─── DATA TO PROCESS ───

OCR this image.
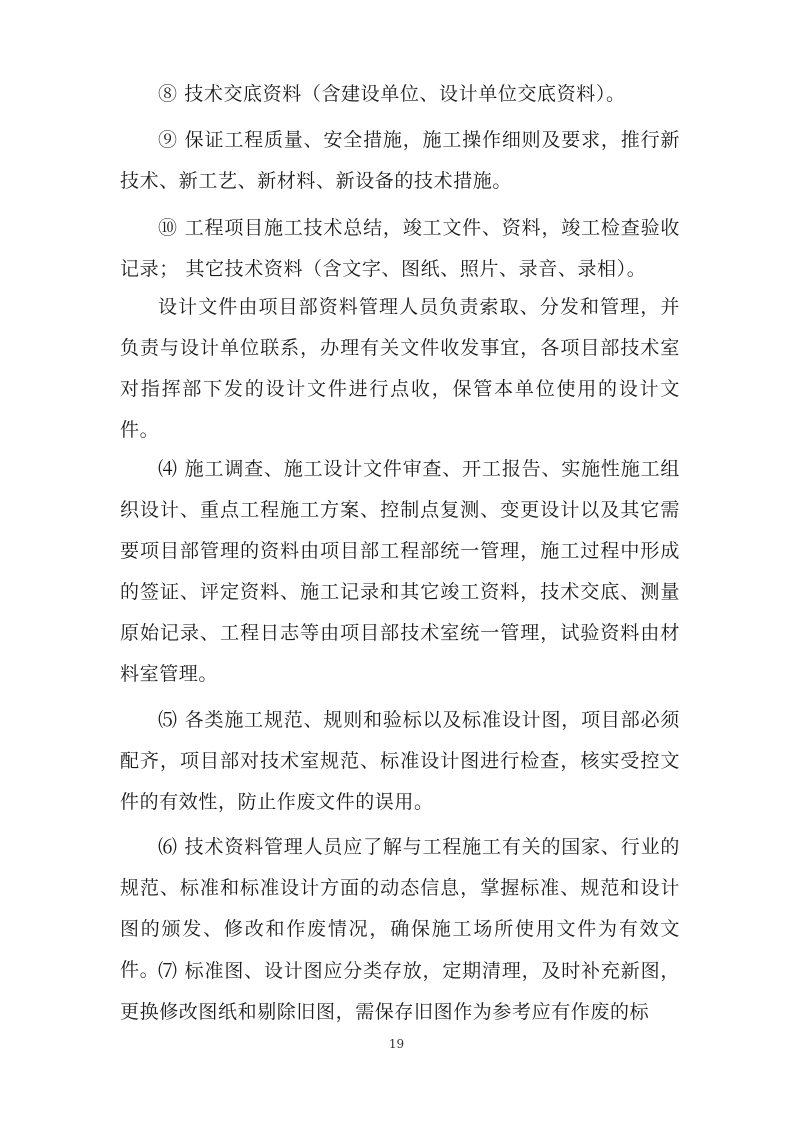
⑧ 技术交底资料（含建设单位、设计单位交底资料）。

⑨ 保证工程质量、安全措施，施工操作细则及要求，推行新技术、新工艺、新材料、新设备的技术措施。

⑩ 工程项目施工技术总结，竣工文件、资料，竣工检查验收记录； 其它技术资料（含文字、图纸、照片、录音、录相）。

设计文件由项目部资料管理人员负责索取、分发和管理，并负责与设计单位联系，办理有关文件收发事宜，各项目部技术室对指挥部下发的设计文件进行点收，保管本单位使用的设计文件。

⑷ 施工调查、施工设计文件审查、开工报告、实施性施工组织设计、重点工程施工方案、控制点复测、变更设计以及其它需要项目部管理的资料由项目部工程部统一管理，施工过程中形成的签证、评定资料、施工记录和其它竣工资料，技术交底、测量原始记录、工程日志等由项目部技术室统一管理，试验资料由材料室管理。

⑸ 各类施工规范、规则和验标以及标准设计图，项目部必须配齐，项目部对技术室规范、标准设计图进行检查，核实受控文件的有效性，防止作废文件的误用。

⑹ 技术资料管理人员应了解与工程施工有关的国家、行业的规范、标准和标准设计方面的动态信息，掌握标准、规范和设计图的颁发、修改和作废情况，确保施工场所使用文件为有效文件。

⑺ 标准图、设计图应分类存放，定期清理，及时补充新图，更换修改图纸和剔除旧图，需保存旧图作为参考应有作废的标

19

───

Each line of the data is to be duplicated exactly; pictures stay out of the copy.

= SOLUTION =
OCR this image.
⑧ 技术交底资料（含建设单位、设计单位交底资料）。

⑨ 保证工程质量、安全措施，施工操作细则及要求，推行新技术、新工艺、新材料、新设备的技术措施。

⑩ 工程项目施工技术总结，竣工文件、资料，竣工检查验收记录； 其它技术资料（含文字、图纸、照片、录音、录相）。

设计文件由项目部资料管理人员负责索取、分发和管理，并负责与设计单位联系，办理有关文件收发事宜，各项目部技术室对指挥部下发的设计文件进行点收，保管本单位使用的设计文件。

⑷ 施工调查、施工设计文件审查、开工报告、实施性施工组织设计、重点工程施工方案、控制点复测、变更设计以及其它需要项目部管理的资料由项目部工程部统一管理，施工过程中形成的签证、评定资料、施工记录和其它竣工资料，技术交底、测量原始记录、工程日志等由项目部技术室统一管理，试验资料由材料室管理。

⑸ 各类施工规范、规则和验标以及标准设计图，项目部必须配齐，项目部对技术室规范、标准设计图进行检查，核实受控文件的有效性，防止作废文件的误用。

⑹ 技术资料管理人员应了解与工程施工有关的国家、行业的规范、标准和标准设计方面的动态信息，掌握标准、规范和设计图的颁发、修改和作废情况，确保施工场所使用文件为有效文件。

⑺ 标准图、设计图应分类存放，定期清理，及时补充新图，更换修改图纸和剔除旧图，需保存旧图作为参考应有作废的标

19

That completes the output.